=== DIRECTION ===
In every row, substitute "blank-row" for each occurrence of "empty-row" and leave everything else unchanged. Reproduce the rows without the pictures.

-- BEGIN RECORD SET --

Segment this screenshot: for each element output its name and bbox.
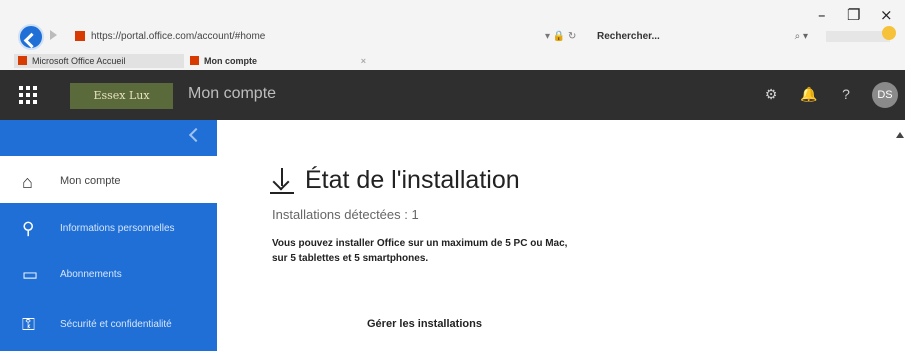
favorites-star-icon[interactable] (882, 26, 896, 40)
search-placeholder: Rechercher... (597, 31, 660, 42)
sidebar-item-security[interactable]: ⚿ Sécurité et confidentialité (0, 303, 217, 349)
company-logo[interactable]: Essex Lux (70, 83, 173, 109)
settings-gear-icon[interactable]: ⚙ (763, 86, 779, 102)
restore-button[interactable]: ❐ (847, 6, 860, 24)
search-input[interactable]: Rechercher... ⌕ ▾ (597, 27, 822, 47)
collapse-chevron-icon[interactable] (188, 127, 204, 143)
avatar[interactable]: DS (872, 82, 898, 108)
minimize-button[interactable]: – (818, 6, 826, 24)
office-favicon-icon (190, 56, 199, 65)
tab-close-icon[interactable]: × (361, 54, 366, 68)
scrollbar[interactable] (895, 120, 905, 351)
install-description: Vous pouvez installer Office sur un maxi… (272, 238, 568, 264)
browser-chrome: – ❐ × https://portal.office.com/account/… (0, 0, 905, 70)
sidebar-item-label: Informations personnelles (60, 223, 175, 234)
forward-arrow-icon[interactable] (50, 30, 57, 40)
tab-mon-compte[interactable]: Mon compte × (186, 54, 372, 68)
sidebar-item-label: Abonnements (60, 269, 122, 280)
office-favicon-icon (18, 56, 27, 65)
sidebar-nav: ⚲ Informations personnelles ▭ Abonnement… (0, 203, 217, 351)
sidebar-collapse-bar[interactable] (0, 120, 217, 156)
address-url: https://portal.office.com/account/#home (91, 31, 266, 42)
notification-bell-icon[interactable]: 🔔 (800, 86, 817, 102)
sidebar-item-personal-info[interactable]: ⚲ Informations personnelles (0, 207, 217, 253)
sidebar-item-home[interactable]: ⌂ Mon compte (0, 162, 217, 202)
address-bar-icons[interactable]: ▾ 🔒 ↻ (545, 31, 576, 42)
app-header: Essex Lux Mon compte ⚙ 🔔 ? DS (0, 70, 905, 120)
page-title: État de l'installation (305, 166, 520, 194)
person-icon: ⚲ (22, 219, 35, 238)
tab-label: Mon compte (204, 56, 257, 66)
tab-office-home[interactable]: Microsoft Office Accueil (14, 54, 184, 68)
home-icon: ⌂ (22, 172, 33, 192)
sidebar-item-label: Mon compte (60, 175, 121, 187)
search-icon[interactable]: ⌕ ▾ (795, 27, 808, 47)
install-count: Installations détectées : 1 (272, 207, 419, 222)
office-favicon-icon (75, 31, 85, 42)
toolbar-tray (826, 26, 896, 42)
help-icon[interactable]: ? (838, 86, 854, 102)
scroll-up-icon[interactable] (896, 132, 904, 138)
sidebar-item-subscriptions[interactable]: ▭ Abonnements (0, 253, 217, 299)
app-launcher-icon[interactable] (15, 82, 41, 108)
back-arrow-icon[interactable] (18, 24, 44, 50)
close-window-button[interactable]: × (880, 6, 893, 24)
card-icon: ▭ (22, 265, 39, 284)
download-icon-base (270, 192, 294, 194)
manage-installs-link[interactable]: Gérer les installations (367, 318, 482, 330)
app-title: Mon compte (188, 85, 277, 102)
security-icon: ⚿ (22, 315, 35, 334)
tab-strip: Microsoft Office Accueil Mon compte × (0, 52, 905, 70)
sidebar-item-label: Sécurité et confidentialité (60, 319, 172, 330)
address-bar[interactable]: https://portal.office.com/account/#home (65, 27, 570, 47)
tab-label: Microsoft Office Accueil (32, 56, 126, 66)
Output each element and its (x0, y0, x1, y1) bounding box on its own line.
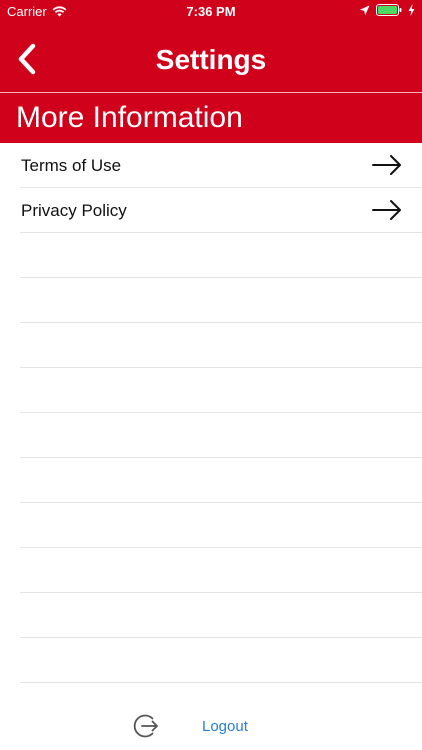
empty-row (20, 458, 422, 503)
info-list: Terms of Use Privacy Policy (0, 143, 422, 683)
empty-row (20, 233, 422, 278)
empty-row (20, 593, 422, 638)
list-item-terms-of-use[interactable]: Terms of Use (20, 143, 422, 188)
empty-row (20, 503, 422, 548)
list-item-privacy-policy[interactable]: Privacy Policy (20, 188, 422, 233)
section-header: More Information (0, 93, 422, 143)
logout-icon[interactable] (133, 713, 159, 739)
empty-row (20, 278, 422, 323)
logout-button[interactable]: Logout (202, 718, 248, 735)
empty-row (20, 323, 422, 368)
empty-row (20, 413, 422, 458)
footer: Logout (0, 705, 422, 750)
empty-row (20, 548, 422, 593)
list-item-label: Terms of Use (21, 156, 122, 175)
status-right (359, 4, 415, 16)
status-bar: Carrier 7:36 PM (0, 0, 422, 24)
empty-row (20, 368, 422, 413)
page-title: Settings (155, 44, 267, 75)
location-arrow-icon (359, 5, 370, 15)
arrow-right-icon (372, 155, 401, 175)
battery-icon (376, 4, 402, 16)
charging-bolt-icon (408, 4, 415, 16)
list-item-label: Privacy Policy (21, 201, 127, 220)
empty-row (20, 638, 422, 683)
nav-bar: Settings (0, 24, 422, 92)
arrow-right-icon (372, 200, 401, 220)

-- END RECORD SET --

=== FINAL RESULT ===
Segment this screenshot: for each element output its name and bbox.
favorites-star-icon[interactable] (882, 26, 896, 40)
search-placeholder: Rechercher... (597, 31, 660, 42)
sidebar-item-security[interactable]: ⚿ Sécurité et confidentialité (0, 303, 217, 349)
company-logo[interactable]: Essex Lux (70, 83, 173, 109)
settings-gear-icon[interactable]: ⚙ (763, 86, 779, 102)
restore-button[interactable]: ❐ (847, 6, 860, 24)
search-input[interactable]: Rechercher... ⌕ ▾ (597, 27, 822, 47)
collapse-chevron-icon[interactable] (188, 127, 204, 143)
avatar[interactable]: DS (872, 82, 898, 108)
minimize-button[interactable]: – (818, 6, 826, 24)
office-favicon-icon (190, 56, 199, 65)
tab-close-icon[interactable]: × (361, 54, 366, 68)
scrollbar[interactable] (895, 120, 905, 351)
install-description: Vous pouvez installer Office sur un maxi… (272, 238, 568, 264)
browser-chrome: – ❐ × https://portal.office.com/account/… (0, 0, 905, 70)
sidebar-item-label: Informations personnelles (60, 223, 175, 234)
forward-arrow-icon[interactable] (50, 30, 57, 40)
tab-mon-compte[interactable]: Mon compte × (186, 54, 372, 68)
sidebar-item-label: Abonnements (60, 269, 122, 280)
office-favicon-icon (18, 56, 27, 65)
sidebar-nav: ⚲ Informations personnelles ▭ Abonnement… (0, 203, 217, 351)
sidebar-collapse-bar[interactable] (0, 120, 217, 156)
address-url: https://portal.office.com/account/#home (91, 31, 266, 42)
notification-bell-icon[interactable]: 🔔 (800, 86, 817, 102)
sidebar-item-personal-info[interactable]: ⚲ Informations personnelles (0, 207, 217, 253)
sidebar-item-home[interactable]: ⌂ Mon compte (0, 162, 217, 202)
address-bar-icons[interactable]: ▾ 🔒 ↻ (545, 31, 576, 42)
app-header: Essex Lux Mon compte ⚙ 🔔 ? DS (0, 70, 905, 120)
page-title: État de l'installation (305, 166, 520, 194)
person-icon: ⚲ (22, 219, 35, 238)
tab-label: Mon compte (204, 56, 257, 66)
tab-office-home[interactable]: Microsoft Office Accueil (14, 54, 184, 68)
home-icon: ⌂ (22, 172, 33, 192)
sidebar-item-label: Mon compte (60, 175, 121, 187)
search-icon[interactable]: ⌕ ▾ (795, 27, 808, 47)
install-count: Installations détectées : 1 (272, 207, 419, 222)
office-favicon-icon (75, 31, 85, 42)
toolbar-tray (826, 26, 896, 42)
help-icon[interactable]: ? (838, 86, 854, 102)
scroll-up-icon[interactable] (896, 132, 904, 138)
sidebar-item-subscriptions[interactable]: ▭ Abonnements (0, 253, 217, 299)
app-launcher-icon[interactable] (15, 82, 41, 108)
back-arrow-icon[interactable] (18, 24, 44, 50)
close-window-button[interactable]: × (880, 6, 893, 24)
card-icon: ▭ (22, 265, 39, 284)
download-icon-base (270, 192, 294, 194)
manage-installs-link[interactable]: Gérer les installations (367, 318, 482, 330)
app-title: Mon compte (188, 85, 277, 102)
security-icon: ⚿ (22, 315, 35, 334)
tab-strip: Microsoft Office Accueil Mon compte × (0, 52, 905, 70)
sidebar-item-label: Sécurité et confidentialité (60, 319, 172, 330)
address-bar[interactable]: https://portal.office.com/account/#home (65, 27, 570, 47)
tab-label: Microsoft Office Accueil (32, 56, 126, 66)
Output each element and its (x0, y0, x1, y1) bounding box on its own line.
blank-row (20, 458, 422, 503)
info-list: Terms of Use Privacy Policy (0, 143, 422, 683)
blank-row (20, 233, 422, 278)
blank-row (20, 593, 422, 638)
list-item-terms-of-use[interactable]: Terms of Use (20, 143, 422, 188)
blank-row (20, 503, 422, 548)
list-item-privacy-policy[interactable]: Privacy Policy (20, 188, 422, 233)
section-header: More Information (0, 93, 422, 143)
logout-icon[interactable] (133, 713, 159, 739)
blank-row (20, 278, 422, 323)
logout-button[interactable]: Logout (202, 718, 248, 735)
blank-row (20, 323, 422, 368)
blank-row (20, 413, 422, 458)
footer: Logout (0, 705, 422, 750)
blank-row (20, 548, 422, 593)
list-item-label: Terms of Use (21, 156, 122, 175)
status-right (359, 4, 415, 16)
status-bar: Carrier 7:36 PM (0, 0, 422, 24)
blank-row (20, 368, 422, 413)
page-title: Settings (155, 44, 267, 75)
location-arrow-icon (359, 5, 370, 15)
arrow-right-icon (372, 155, 401, 175)
battery-icon (376, 4, 402, 16)
charging-bolt-icon (408, 4, 415, 16)
list-item-label: Privacy Policy (21, 201, 127, 220)
blank-row (20, 638, 422, 683)
nav-bar: Settings (0, 24, 422, 92)
arrow-right-icon (372, 200, 401, 220)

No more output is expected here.